WHAT TO PRODUCE: Find each line containing the string "green". Copy it.

[Figure contents as structured data]
┄┄┄┄┄┄┄┄┄┄

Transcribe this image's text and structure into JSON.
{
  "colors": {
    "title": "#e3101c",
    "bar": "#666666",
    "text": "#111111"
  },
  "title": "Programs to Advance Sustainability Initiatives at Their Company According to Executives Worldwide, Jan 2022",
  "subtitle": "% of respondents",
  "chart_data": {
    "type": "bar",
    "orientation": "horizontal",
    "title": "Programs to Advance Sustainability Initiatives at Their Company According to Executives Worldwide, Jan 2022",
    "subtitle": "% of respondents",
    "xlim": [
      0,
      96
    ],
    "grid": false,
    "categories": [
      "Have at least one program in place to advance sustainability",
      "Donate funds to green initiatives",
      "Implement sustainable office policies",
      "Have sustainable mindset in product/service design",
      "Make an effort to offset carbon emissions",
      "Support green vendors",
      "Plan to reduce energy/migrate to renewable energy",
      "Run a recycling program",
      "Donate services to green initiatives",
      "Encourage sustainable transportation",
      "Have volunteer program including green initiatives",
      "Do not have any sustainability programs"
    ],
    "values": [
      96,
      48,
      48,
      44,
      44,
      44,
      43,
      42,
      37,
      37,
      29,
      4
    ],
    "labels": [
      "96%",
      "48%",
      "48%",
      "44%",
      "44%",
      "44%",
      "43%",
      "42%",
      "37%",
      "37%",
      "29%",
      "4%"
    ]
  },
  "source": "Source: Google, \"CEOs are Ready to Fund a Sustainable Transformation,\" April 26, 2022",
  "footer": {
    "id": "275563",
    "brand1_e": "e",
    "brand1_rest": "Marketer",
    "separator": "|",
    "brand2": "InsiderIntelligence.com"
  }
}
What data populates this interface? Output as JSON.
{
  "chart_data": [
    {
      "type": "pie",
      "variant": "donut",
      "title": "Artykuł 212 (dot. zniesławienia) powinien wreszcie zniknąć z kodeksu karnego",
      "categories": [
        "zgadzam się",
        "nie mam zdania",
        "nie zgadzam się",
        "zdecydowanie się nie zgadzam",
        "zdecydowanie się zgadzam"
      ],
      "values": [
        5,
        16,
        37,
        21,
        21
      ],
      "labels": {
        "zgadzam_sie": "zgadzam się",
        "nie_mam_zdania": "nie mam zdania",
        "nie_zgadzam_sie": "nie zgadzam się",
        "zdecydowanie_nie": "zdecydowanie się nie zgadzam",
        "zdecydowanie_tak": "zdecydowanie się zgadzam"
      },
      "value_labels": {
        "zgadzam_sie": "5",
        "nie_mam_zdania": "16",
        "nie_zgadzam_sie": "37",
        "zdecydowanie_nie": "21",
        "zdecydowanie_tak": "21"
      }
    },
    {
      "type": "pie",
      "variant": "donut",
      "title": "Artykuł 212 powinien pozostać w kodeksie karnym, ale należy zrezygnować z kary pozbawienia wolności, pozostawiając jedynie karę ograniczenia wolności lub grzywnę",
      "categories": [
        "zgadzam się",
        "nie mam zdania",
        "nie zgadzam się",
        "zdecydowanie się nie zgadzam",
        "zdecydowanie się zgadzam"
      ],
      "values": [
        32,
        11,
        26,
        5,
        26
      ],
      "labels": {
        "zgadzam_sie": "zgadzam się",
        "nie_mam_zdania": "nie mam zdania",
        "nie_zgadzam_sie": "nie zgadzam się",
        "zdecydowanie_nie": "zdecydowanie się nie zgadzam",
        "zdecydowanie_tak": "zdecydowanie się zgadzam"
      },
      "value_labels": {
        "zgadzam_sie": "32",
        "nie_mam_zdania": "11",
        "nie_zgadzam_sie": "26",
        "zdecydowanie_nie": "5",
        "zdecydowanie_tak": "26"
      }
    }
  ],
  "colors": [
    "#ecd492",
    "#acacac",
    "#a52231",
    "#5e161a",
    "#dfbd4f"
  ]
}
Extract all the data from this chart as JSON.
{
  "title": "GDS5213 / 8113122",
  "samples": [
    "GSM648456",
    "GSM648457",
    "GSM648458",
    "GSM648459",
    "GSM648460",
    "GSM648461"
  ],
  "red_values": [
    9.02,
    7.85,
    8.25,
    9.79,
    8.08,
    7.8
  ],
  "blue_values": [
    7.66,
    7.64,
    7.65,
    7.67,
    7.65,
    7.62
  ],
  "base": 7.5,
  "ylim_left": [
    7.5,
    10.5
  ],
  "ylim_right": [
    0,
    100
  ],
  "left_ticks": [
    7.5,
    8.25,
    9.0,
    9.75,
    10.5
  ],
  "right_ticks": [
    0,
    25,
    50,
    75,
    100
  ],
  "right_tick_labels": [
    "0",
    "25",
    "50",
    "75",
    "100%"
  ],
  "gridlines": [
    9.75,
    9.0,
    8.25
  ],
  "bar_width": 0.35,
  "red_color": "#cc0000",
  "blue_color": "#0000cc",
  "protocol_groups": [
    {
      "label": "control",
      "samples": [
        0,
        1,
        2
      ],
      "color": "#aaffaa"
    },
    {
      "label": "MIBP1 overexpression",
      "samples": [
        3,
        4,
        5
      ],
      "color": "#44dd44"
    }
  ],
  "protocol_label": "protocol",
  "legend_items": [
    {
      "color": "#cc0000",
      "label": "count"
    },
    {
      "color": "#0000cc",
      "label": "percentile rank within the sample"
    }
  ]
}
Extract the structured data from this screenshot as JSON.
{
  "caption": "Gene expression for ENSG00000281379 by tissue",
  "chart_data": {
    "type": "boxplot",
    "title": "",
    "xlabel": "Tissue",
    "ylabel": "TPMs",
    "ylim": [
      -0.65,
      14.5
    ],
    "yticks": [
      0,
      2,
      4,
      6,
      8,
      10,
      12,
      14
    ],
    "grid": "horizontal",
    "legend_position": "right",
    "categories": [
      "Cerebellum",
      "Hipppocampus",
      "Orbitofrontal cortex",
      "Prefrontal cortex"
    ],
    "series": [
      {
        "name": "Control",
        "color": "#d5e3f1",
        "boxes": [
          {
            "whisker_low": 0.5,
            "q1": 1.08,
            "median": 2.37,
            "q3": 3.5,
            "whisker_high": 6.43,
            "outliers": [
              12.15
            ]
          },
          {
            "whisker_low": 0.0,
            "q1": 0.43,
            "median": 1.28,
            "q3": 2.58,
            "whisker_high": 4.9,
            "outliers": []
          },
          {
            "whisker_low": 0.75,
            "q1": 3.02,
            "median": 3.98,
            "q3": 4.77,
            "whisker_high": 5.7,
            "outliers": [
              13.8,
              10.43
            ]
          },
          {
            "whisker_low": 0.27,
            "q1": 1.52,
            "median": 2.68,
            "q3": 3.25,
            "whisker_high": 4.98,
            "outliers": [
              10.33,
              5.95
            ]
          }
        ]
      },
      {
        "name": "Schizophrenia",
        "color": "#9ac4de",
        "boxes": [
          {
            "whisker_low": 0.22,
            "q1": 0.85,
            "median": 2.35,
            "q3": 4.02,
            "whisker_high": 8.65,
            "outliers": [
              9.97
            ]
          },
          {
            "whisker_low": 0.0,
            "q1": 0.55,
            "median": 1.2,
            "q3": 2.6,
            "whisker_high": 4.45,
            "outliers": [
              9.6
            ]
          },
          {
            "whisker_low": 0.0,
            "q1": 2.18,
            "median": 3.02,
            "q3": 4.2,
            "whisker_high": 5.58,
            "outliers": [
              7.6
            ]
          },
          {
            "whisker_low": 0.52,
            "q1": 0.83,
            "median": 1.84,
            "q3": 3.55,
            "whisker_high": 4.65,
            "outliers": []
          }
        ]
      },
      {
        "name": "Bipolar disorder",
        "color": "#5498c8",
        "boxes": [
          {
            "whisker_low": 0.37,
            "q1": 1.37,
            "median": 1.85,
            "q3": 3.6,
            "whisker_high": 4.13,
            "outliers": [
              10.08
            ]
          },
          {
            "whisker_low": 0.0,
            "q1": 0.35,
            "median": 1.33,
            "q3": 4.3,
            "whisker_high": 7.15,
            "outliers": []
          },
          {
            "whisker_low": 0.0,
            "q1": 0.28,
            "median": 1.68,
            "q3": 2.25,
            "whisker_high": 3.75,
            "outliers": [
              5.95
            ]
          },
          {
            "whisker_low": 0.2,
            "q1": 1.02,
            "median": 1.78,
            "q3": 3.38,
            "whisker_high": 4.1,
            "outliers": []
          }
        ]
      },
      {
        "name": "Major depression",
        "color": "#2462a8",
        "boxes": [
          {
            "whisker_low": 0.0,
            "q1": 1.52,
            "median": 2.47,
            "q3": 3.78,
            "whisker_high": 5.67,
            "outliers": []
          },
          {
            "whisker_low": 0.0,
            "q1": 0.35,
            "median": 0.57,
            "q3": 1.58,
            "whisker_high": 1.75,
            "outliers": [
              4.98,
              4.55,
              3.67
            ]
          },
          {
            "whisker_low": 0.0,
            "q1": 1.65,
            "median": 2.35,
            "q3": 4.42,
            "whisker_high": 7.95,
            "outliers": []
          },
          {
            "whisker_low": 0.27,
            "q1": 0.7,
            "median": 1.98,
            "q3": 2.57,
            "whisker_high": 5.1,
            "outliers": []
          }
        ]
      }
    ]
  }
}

┄┄┄┄┄┄┄┄┄┄

TASK OUTPUT:
      "Donate funds to green initiatives",
      "Support green vendors",
      "Donate services to green initiatives",
      "Have volunteer program including green initiatives",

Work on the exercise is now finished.